— Start STORED RECORDS —

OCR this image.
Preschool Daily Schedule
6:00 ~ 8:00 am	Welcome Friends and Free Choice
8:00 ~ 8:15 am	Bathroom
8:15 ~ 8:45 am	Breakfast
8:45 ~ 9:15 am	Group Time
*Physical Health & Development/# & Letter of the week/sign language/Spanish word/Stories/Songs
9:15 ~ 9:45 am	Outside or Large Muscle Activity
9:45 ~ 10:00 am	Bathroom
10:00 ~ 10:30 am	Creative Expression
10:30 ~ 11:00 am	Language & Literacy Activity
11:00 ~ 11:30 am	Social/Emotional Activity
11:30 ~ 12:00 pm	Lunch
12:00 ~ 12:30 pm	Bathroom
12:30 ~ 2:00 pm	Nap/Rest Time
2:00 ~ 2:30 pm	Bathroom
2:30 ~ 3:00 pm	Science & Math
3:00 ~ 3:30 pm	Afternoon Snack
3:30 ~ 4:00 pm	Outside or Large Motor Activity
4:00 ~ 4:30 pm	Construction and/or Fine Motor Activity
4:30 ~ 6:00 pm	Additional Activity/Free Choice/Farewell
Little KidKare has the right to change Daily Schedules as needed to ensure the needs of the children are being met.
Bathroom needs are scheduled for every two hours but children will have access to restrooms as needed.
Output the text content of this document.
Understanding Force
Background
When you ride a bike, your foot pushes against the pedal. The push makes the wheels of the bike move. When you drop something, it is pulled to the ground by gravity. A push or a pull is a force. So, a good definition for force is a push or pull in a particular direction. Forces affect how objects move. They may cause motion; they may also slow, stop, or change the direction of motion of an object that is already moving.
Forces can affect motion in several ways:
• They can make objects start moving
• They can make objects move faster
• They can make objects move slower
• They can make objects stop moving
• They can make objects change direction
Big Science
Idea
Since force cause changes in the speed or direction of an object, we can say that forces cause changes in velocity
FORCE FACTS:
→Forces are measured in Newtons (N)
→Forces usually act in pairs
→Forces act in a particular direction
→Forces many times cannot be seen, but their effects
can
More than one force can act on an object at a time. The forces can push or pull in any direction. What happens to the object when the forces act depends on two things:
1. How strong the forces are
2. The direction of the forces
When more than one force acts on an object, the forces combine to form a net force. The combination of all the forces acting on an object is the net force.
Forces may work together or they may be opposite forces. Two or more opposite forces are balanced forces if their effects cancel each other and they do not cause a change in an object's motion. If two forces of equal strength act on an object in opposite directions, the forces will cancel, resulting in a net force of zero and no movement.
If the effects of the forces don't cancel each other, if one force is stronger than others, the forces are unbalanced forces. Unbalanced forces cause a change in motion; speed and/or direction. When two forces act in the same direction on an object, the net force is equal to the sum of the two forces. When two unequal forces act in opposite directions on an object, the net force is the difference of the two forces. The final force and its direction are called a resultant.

— End STORED RECORDS —

SHORT PROBLEM
Copy each record from above without leaving any out.

ANSWER
OCR this image.
Preschool Daily Schedule
6:00 ~ 8:00 am	Welcome Friends and Free Choice
8:00 ~ 8:15 am	Bathroom
8:15 ~ 8:45 am	Breakfast
8:45 ~ 9:15 am	Group Time
*Physical Health & Development/# & Letter of the week/sign language/Spanish word/Stories/Songs
9:15 ~ 9:45 am	Outside or Large Muscle Activity
9:45 ~ 10:00 am	Bathroom
10:00 ~ 10:30 am	Creative Expression
10:30 ~ 11:00 am	Language & Literacy Activity
11:00 ~ 11:30 am	Social/Emotional Activity
11:30 ~ 12:00 pm	Lunch
12:00 ~ 12:30 pm	Bathroom
12:30 ~ 2:00 pm	Nap/Rest Time
2:00 ~ 2:30 pm	Bathroom
2:30 ~ 3:00 pm	Science & Math
3:00 ~ 3:30 pm	Afternoon Snack
3:30 ~ 4:00 pm	Outside or Large Motor Activity
4:00 ~ 4:30 pm	Construction and/or Fine Motor Activity
4:30 ~ 6:00 pm	Additional Activity/Free Choice/Farewell
Little KidKare has the right to change Daily Schedules as needed to ensure the needs of the children are being met.
Bathroom needs are scheduled for every two hours but children will have access to restrooms as needed.
Output the text content of this document.
Understanding Force
Background
When you ride a bike, your foot pushes against the pedal. The push makes the wheels of the bike move. When you drop something, it is pulled to the ground by gravity. A push or a pull is a force. So, a good definition for force is a push or pull in a particular direction. Forces affect how objects move. They may cause motion; they may also slow, stop, or change the direction of motion of an object that is already moving.
Forces can affect motion in several ways:
• They can make objects start moving
• They can make objects move faster
• They can make objects move slower
• They can make objects stop moving
• They can make objects change direction
Big Science
Idea
Since force cause changes in the speed or direction of an object, we can say that forces cause changes in velocity
FORCE FACTS:
→Forces are measured in Newtons (N)
→Forces usually act in pairs
→Forces act in a particular direction
→Forces many times cannot be seen, but their effects
can
More than one force can act on an object at a time. The forces can push or pull in any direction. What happens to the object when the forces act depends on two things:
1. How strong the forces are
2. The direction of the forces
When more than one force acts on an object, the forces combine to form a net force. The combination of all the forces acting on an object is the net force.
Forces may work together or they may be opposite forces. Two or more opposite forces are balanced forces if their effects cancel each other and they do not cause a change in an object's motion. If two forces of equal strength act on an object in opposite directions, the forces will cancel, resulting in a net force of zero and no movement.
If the effects of the forces don't cancel each other, if one force is stronger than others, the forces are unbalanced forces. Unbalanced forces cause a change in motion; speed and/or direction. When two forces act in the same direction on an object, the net force is equal to the sum of the two forces. When two unequal forces act in opposite directions on an object, the net force is the difference of the two forces. The final force and its direction are called a resultant.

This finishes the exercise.